STORED ROWS:

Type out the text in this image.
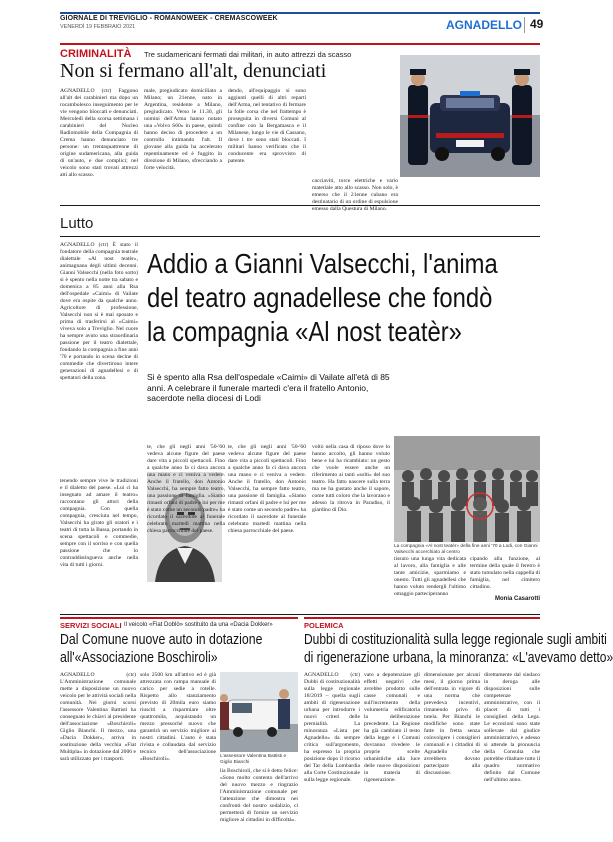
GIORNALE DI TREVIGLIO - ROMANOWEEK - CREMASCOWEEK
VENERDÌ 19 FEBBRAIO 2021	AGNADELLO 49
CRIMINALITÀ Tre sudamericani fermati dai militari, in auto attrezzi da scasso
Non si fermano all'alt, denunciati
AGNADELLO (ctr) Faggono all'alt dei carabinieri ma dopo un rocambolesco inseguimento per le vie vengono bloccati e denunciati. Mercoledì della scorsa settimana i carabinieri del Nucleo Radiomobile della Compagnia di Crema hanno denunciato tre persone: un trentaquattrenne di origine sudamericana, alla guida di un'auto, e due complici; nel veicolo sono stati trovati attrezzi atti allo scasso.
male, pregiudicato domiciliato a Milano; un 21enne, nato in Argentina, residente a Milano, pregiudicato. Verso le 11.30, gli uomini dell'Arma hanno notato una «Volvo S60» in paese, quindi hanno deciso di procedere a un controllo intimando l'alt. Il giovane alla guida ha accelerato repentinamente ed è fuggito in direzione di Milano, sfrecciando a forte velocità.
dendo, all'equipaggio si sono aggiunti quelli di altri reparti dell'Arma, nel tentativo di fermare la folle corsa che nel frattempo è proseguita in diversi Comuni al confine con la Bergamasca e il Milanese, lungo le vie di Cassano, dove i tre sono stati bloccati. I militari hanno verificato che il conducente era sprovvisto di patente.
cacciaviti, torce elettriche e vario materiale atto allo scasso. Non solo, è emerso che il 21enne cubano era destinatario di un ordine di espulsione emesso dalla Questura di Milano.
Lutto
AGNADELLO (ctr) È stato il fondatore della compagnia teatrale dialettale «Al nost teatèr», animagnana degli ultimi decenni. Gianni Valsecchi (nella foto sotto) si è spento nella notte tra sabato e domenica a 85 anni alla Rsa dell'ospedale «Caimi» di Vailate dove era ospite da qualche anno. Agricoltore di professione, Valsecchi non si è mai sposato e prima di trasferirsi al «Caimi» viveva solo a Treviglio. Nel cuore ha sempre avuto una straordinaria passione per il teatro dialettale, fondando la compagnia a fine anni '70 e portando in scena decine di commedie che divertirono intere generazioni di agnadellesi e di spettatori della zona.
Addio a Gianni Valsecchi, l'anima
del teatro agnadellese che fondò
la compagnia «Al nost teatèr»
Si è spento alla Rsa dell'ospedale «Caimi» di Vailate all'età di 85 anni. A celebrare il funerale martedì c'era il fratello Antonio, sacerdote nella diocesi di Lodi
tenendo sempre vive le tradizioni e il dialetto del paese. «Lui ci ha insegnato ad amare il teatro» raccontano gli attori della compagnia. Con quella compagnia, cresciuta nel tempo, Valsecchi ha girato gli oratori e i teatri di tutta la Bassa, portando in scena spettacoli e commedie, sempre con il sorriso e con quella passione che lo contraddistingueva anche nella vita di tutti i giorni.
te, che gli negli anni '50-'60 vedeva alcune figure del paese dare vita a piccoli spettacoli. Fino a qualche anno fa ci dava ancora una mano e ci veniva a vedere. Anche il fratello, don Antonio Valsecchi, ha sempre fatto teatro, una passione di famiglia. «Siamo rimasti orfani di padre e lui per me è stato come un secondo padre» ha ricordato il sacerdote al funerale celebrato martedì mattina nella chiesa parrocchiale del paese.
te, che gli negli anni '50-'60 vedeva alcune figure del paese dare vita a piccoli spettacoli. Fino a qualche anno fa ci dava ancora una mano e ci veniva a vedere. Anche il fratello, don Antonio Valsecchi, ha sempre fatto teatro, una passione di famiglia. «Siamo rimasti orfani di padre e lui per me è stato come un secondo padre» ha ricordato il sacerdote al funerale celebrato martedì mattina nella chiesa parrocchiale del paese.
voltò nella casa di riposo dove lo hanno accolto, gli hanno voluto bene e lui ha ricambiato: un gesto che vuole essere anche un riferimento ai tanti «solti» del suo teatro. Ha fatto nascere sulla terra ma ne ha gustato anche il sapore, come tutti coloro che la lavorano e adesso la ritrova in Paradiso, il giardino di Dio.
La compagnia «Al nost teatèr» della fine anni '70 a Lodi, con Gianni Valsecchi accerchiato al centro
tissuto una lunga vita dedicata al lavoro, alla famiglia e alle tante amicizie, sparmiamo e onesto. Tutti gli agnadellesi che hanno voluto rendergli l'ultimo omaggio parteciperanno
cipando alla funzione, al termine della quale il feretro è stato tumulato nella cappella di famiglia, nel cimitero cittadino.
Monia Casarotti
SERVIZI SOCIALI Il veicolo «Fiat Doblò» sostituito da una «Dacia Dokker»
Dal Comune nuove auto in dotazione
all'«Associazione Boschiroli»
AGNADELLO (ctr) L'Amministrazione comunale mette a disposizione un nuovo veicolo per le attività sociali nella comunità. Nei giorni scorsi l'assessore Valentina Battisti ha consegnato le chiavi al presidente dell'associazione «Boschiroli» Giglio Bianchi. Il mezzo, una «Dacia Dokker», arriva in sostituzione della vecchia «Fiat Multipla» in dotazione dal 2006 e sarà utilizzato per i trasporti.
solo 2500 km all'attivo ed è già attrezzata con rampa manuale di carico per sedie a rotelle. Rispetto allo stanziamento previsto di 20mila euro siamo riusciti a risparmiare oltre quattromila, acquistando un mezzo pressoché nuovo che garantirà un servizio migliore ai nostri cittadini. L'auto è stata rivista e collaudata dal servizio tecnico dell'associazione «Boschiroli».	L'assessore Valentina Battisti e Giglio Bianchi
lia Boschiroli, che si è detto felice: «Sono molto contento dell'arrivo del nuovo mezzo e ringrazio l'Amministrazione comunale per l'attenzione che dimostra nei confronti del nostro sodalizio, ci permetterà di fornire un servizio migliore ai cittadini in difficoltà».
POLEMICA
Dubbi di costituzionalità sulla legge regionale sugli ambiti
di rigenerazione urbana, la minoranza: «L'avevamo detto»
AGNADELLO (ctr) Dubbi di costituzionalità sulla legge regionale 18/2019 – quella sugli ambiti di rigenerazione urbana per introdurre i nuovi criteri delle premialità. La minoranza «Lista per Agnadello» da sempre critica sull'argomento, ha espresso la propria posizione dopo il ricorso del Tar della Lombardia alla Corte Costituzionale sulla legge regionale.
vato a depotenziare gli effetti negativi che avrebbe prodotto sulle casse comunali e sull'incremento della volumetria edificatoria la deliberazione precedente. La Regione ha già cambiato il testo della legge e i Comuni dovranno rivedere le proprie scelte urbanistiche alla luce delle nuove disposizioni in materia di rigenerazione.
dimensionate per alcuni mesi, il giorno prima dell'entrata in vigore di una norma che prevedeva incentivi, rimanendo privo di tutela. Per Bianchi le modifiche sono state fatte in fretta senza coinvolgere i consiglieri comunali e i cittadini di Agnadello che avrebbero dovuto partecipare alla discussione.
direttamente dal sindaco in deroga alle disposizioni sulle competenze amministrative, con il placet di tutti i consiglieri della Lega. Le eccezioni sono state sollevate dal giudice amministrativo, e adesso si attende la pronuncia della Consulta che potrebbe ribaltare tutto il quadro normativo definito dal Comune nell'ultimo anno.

EXERCISE INSTRUCTIONS: Write out all the entries exactly, except for the pictures.

CORRECT RESPONSE:
Type out the text in this image.
GIORNALE DI TREVIGLIO - ROMANOWEEK - CREMASCOWEEK
VENERDÌ 19 FEBBRAIO 2021	AGNADELLO 49
CRIMINALITÀ Tre sudamericani fermati dai militari, in auto attrezzi da scasso
Non si fermano all'alt, denunciati
AGNADELLO (ctr) Faggono all'alt dei carabinieri ma dopo un rocambolesco inseguimento per le vie vengono bloccati e denunciati. Mercoledì della scorsa settimana i carabinieri del Nucleo Radiomobile della Compagnia di Crema hanno denunciato tre persone: un trentaquattrenne di origine sudamericana, alla guida di un'auto, e due complici; nel veicolo sono stati trovati attrezzi atti allo scasso.
male, pregiudicato domiciliato a Milano; un 21enne, nato in Argentina, residente a Milano, pregiudicato. Verso le 11.30, gli uomini dell'Arma hanno notato una «Volvo S60» in paese, quindi hanno deciso di procedere a un controllo intimando l'alt. Il giovane alla guida ha accelerato repentinamente ed è fuggito in direzione di Milano, sfrecciando a forte velocità.
dendo, all'equipaggio si sono aggiunti quelli di altri reparti dell'Arma, nel tentativo di fermare la folle corsa che nel frattempo è proseguita in diversi Comuni al confine con la Bergamasca e il Milanese, lungo le vie di Cassano, dove i tre sono stati bloccati. I militari hanno verificato che il conducente era sprovvisto di patente.
cacciaviti, torce elettriche e vario materiale atto allo scasso. Non solo, è emerso che il 21enne cubano era destinatario di un ordine di espulsione emesso dalla Questura di Milano.
Lutto
AGNADELLO (ctr) È stato il fondatore della compagnia teatrale dialettale «Al nost teatèr», animagnana degli ultimi decenni. Gianni Valsecchi (nella foto sotto) si è spento nella notte tra sabato e domenica a 85 anni alla Rsa dell'ospedale «Caimi» di Vailate dove era ospite da qualche anno. Agricoltore di professione, Valsecchi non si è mai sposato e prima di trasferirsi al «Caimi» viveva solo a Treviglio. Nel cuore ha sempre avuto una straordinaria passione per il teatro dialettale, fondando la compagnia a fine anni '70 e portando in scena decine di commedie che divertirono intere generazioni di agnadellesi e di spettatori della zona.
Addio a Gianni Valsecchi, l'anima
del teatro agnadellese che fondò
la compagnia «Al nost teatèr»
Si è spento alla Rsa dell'ospedale «Caimi» di Vailate all'età di 85 anni. A celebrare il funerale martedì c'era il fratello Antonio, sacerdote nella diocesi di Lodi
tenendo sempre vive le tradizioni e il dialetto del paese. «Lui ci ha insegnato ad amare il teatro» raccontano gli attori della compagnia. Con quella compagnia, cresciuta nel tempo, Valsecchi ha girato gli oratori e i teatri di tutta la Bassa, portando in scena spettacoli e commedie, sempre con il sorriso e con quella passione che lo contraddistingueva anche nella vita di tutti i giorni.
te, che gli negli anni '50-'60 vedeva alcune figure del paese dare vita a piccoli spettacoli. Fino a qualche anno fa ci dava ancora una mano e ci veniva a vedere. Anche il fratello, don Antonio Valsecchi, ha sempre fatto teatro, una passione di famiglia. «Siamo rimasti orfani di padre e lui per me è stato come un secondo padre» ha ricordato il sacerdote al funerale celebrato martedì mattina nella chiesa parrocchiale del paese.
te, che gli negli anni '50-'60 vedeva alcune figure del paese dare vita a piccoli spettacoli. Fino a qualche anno fa ci dava ancora una mano e ci veniva a vedere. Anche il fratello, don Antonio Valsecchi, ha sempre fatto teatro, una passione di famiglia. «Siamo rimasti orfani di padre e lui per me è stato come un secondo padre» ha ricordato il sacerdote al funerale celebrato martedì mattina nella chiesa parrocchiale del paese.
voltò nella casa di riposo dove lo hanno accolto, gli hanno voluto bene e lui ha ricambiato: un gesto che vuole essere anche un riferimento ai tanti «solti» del suo teatro. Ha fatto nascere sulla terra ma ne ha gustato anche il sapore, come tutti coloro che la lavorano e adesso la ritrova in Paradiso, il giardino di Dio.
La compagnia «Al nost teatèr» della fine anni '70 a Lodi, con Gianni Valsecchi accerchiato al centro
tissuto una lunga vita dedicata al lavoro, alla famiglia e alle tante amicizie, sparmiamo e onesto. Tutti gli agnadellesi che hanno voluto rendergli l'ultimo omaggio parteciperanno
cipando alla funzione, al termine della quale il feretro è stato tumulato nella cappella di famiglia, nel cimitero cittadino.
Monia Casarotti
SERVIZI SOCIALI Il veicolo «Fiat Doblò» sostituito da una «Dacia Dokker»
Dal Comune nuove auto in dotazione
all'«Associazione Boschiroli»
AGNADELLO (ctr) L'Amministrazione comunale mette a disposizione un nuovo veicolo per le attività sociali nella comunità. Nei giorni scorsi l'assessore Valentina Battisti ha consegnato le chiavi al presidente dell'associazione «Boschiroli» Giglio Bianchi. Il mezzo, una «Dacia Dokker», arriva in sostituzione della vecchia «Fiat Multipla» in dotazione dal 2006 e sarà utilizzato per i trasporti.
solo 2500 km all'attivo ed è già attrezzata con rampa manuale di carico per sedie a rotelle. Rispetto allo stanziamento previsto di 20mila euro siamo riusciti a risparmiare oltre quattromila, acquistando un mezzo pressoché nuovo che garantirà un servizio migliore ai nostri cittadini. L'auto è stata rivista e collaudata dal servizio tecnico dell'associazione «Boschiroli».	L'assessore Valentina Battisti e Giglio Bianchi
lia Boschiroli, che si è detto felice: «Sono molto contento dell'arrivo del nuovo mezzo e ringrazio l'Amministrazione comunale per l'attenzione che dimostra nei confronti del nostro sodalizio, ci permetterà di fornire un servizio migliore ai cittadini in difficoltà».
POLEMICA
Dubbi di costituzionalità sulla legge regionale sugli ambiti
di rigenerazione urbana, la minoranza: «L'avevamo detto»
AGNADELLO (ctr) Dubbi di costituzionalità sulla legge regionale 18/2019 – quella sugli ambiti di rigenerazione urbana per introdurre i nuovi criteri delle premialità. La minoranza «Lista per Agnadello» da sempre critica sull'argomento, ha espresso la propria posizione dopo il ricorso del Tar della Lombardia alla Corte Costituzionale sulla legge regionale.
vato a depotenziare gli effetti negativi che avrebbe prodotto sulle casse comunali e sull'incremento della volumetria edificatoria la deliberazione precedente. La Regione ha già cambiato il testo della legge e i Comuni dovranno rivedere le proprie scelte urbanistiche alla luce delle nuove disposizioni in materia di rigenerazione.
dimensionate per alcuni mesi, il giorno prima dell'entrata in vigore di una norma che prevedeva incentivi, rimanendo privo di tutela. Per Bianchi le modifiche sono state fatte in fretta senza coinvolgere i consiglieri comunali e i cittadini di Agnadello che avrebbero dovuto partecipare alla discussione.
direttamente dal sindaco in deroga alle disposizioni sulle competenze amministrative, con il placet di tutti i consiglieri della Lega. Le eccezioni sono state sollevate dal giudice amministrativo, e adesso si attende la pronuncia della Consulta che potrebbe ribaltare tutto il quadro normativo definito dal Comune nell'ultimo anno.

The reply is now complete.